START

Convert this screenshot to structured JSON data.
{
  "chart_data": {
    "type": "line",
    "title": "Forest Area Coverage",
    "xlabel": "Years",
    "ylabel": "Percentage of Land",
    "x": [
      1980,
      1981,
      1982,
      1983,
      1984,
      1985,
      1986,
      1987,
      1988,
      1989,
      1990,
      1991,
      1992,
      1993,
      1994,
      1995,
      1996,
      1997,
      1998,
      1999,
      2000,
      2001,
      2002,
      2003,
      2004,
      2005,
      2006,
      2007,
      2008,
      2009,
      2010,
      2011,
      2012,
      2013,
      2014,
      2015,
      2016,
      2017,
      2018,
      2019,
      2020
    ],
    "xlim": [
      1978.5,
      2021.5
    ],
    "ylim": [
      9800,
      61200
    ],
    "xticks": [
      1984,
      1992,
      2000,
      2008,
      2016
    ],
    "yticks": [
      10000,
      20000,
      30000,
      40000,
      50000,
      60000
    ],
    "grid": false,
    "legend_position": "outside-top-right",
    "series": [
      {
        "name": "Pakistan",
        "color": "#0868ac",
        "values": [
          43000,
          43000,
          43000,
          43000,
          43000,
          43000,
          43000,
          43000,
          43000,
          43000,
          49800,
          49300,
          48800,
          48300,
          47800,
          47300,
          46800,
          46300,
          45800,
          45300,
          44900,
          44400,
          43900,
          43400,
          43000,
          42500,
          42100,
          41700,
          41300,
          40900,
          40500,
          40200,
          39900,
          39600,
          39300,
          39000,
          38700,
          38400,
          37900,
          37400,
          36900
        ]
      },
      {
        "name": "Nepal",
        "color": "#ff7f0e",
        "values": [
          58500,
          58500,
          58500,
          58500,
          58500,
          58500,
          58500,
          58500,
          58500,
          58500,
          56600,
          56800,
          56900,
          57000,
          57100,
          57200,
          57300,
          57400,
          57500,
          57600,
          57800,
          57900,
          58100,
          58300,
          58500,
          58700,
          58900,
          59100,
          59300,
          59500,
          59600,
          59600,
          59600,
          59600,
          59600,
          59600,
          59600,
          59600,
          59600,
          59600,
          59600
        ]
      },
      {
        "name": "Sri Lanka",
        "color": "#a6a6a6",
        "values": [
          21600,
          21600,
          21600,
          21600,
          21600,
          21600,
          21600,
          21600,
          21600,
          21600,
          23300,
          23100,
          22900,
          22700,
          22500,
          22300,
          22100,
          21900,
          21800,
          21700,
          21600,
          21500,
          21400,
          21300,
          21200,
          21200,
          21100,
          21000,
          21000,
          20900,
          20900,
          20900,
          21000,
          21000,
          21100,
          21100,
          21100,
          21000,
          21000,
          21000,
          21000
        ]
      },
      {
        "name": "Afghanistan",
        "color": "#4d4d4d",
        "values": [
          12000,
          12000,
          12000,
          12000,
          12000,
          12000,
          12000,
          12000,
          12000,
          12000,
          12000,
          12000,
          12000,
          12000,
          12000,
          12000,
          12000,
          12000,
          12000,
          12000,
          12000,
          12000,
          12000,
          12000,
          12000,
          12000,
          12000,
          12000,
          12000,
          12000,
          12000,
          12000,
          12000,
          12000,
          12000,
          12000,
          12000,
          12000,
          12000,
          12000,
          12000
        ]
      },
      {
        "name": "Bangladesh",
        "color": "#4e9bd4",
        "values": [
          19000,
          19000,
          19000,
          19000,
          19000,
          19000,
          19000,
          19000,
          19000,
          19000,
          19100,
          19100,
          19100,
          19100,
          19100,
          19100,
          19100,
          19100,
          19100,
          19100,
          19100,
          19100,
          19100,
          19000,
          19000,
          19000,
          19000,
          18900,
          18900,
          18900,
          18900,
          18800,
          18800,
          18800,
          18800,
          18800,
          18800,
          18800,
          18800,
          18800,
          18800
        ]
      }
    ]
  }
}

END

Directive: Gather each line from the entries above that includes the word "color".

Solution below:
        "color": "#0868ac",
        "color": "#ff7f0e",
        "color": "#a6a6a6",
        "color": "#4d4d4d",
        "color": "#4e9bd4",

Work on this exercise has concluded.